*WORK TO DO*
Reproduce word for word the records from the line containing "arrow-right-icon [550, 104, 555, 114]" through the last line of the records, including both ends.

···

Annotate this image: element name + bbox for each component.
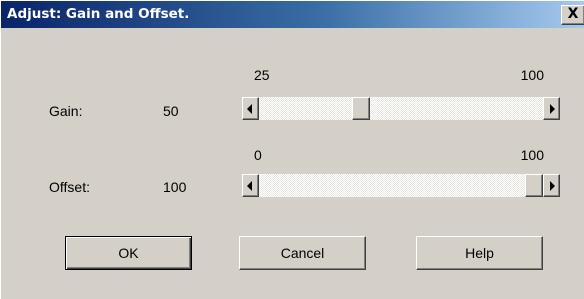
arrow-right-icon [550, 104, 555, 114]
offset-scrollbar[interactable] [242, 174, 560, 197]
gain-scroll-right-button[interactable] [543, 97, 560, 120]
gain-range-min: 25 [254, 67, 270, 83]
arrow-left-icon [247, 181, 252, 191]
offset-value: 100 [163, 179, 187, 195]
gain-scroll-left-button[interactable] [242, 97, 259, 120]
window-title: Adjust: Gain and Offset. [7, 6, 190, 22]
ok-button[interactable]: OK [65, 236, 192, 270]
offset-scroll-thumb[interactable] [525, 174, 543, 197]
cancel-button[interactable]: Cancel [239, 236, 366, 270]
close-icon: X [567, 6, 579, 22]
gain-range-max: 100 [520, 67, 544, 83]
offset-scroll-right-button[interactable] [543, 174, 560, 197]
offset-range-min: 0 [254, 147, 262, 163]
help-button[interactable]: Help [416, 236, 543, 270]
gain-value: 50 [163, 103, 179, 119]
offset-range-max: 100 [520, 147, 544, 163]
arrow-left-icon [247, 104, 252, 114]
dialog-window: Adjust: Gain and Offset. X 25 100 Gain: … [0, 0, 584, 299]
offset-label: Offset: [49, 179, 90, 195]
gain-scroll-thumb[interactable] [352, 97, 370, 120]
title-bar[interactable]: Adjust: Gain and Offset. X [1, 1, 584, 28]
close-button[interactable]: X [561, 5, 584, 25]
arrow-right-icon [550, 181, 555, 191]
offset-scroll-left-button[interactable] [242, 174, 259, 197]
gain-label: Gain: [49, 103, 83, 119]
gain-scrollbar[interactable] [242, 97, 560, 120]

···

*ANSWER TO THE TASK*
arrow-right-icon [550, 104, 555, 114]
offset-scrollbar[interactable] [242, 174, 560, 197]
gain-scroll-right-button[interactable] [543, 97, 560, 120]
gain-range-min: 25 [254, 67, 270, 83]
arrow-left-icon [247, 181, 252, 191]
offset-value: 100 [163, 179, 187, 195]
gain-scroll-left-button[interactable] [242, 97, 259, 120]
window-title: Adjust: Gain and Offset. [7, 6, 190, 22]
ok-button[interactable]: OK [65, 236, 192, 270]
offset-scroll-thumb[interactable] [525, 174, 543, 197]
cancel-button[interactable]: Cancel [239, 236, 366, 270]
close-icon: X [567, 6, 579, 22]
gain-range-max: 100 [520, 67, 544, 83]
offset-scroll-right-button[interactable] [543, 174, 560, 197]
offset-range-min: 0 [254, 147, 262, 163]
help-button[interactable]: Help [416, 236, 543, 270]
gain-value: 50 [163, 103, 179, 119]
offset-range-max: 100 [520, 147, 544, 163]
arrow-left-icon [247, 104, 252, 114]
dialog-window: Adjust: Gain and Offset. X 25 100 Gain: … [0, 0, 584, 299]
offset-label: Offset: [49, 179, 90, 195]
gain-scroll-thumb[interactable] [352, 97, 370, 120]
title-bar[interactable]: Adjust: Gain and Offset. X [1, 1, 584, 28]
close-button[interactable]: X [561, 5, 584, 25]
arrow-right-icon [550, 181, 555, 191]
offset-scroll-left-button[interactable] [242, 174, 259, 197]
gain-label: Gain: [49, 103, 83, 119]
gain-scrollbar[interactable] [242, 97, 560, 120]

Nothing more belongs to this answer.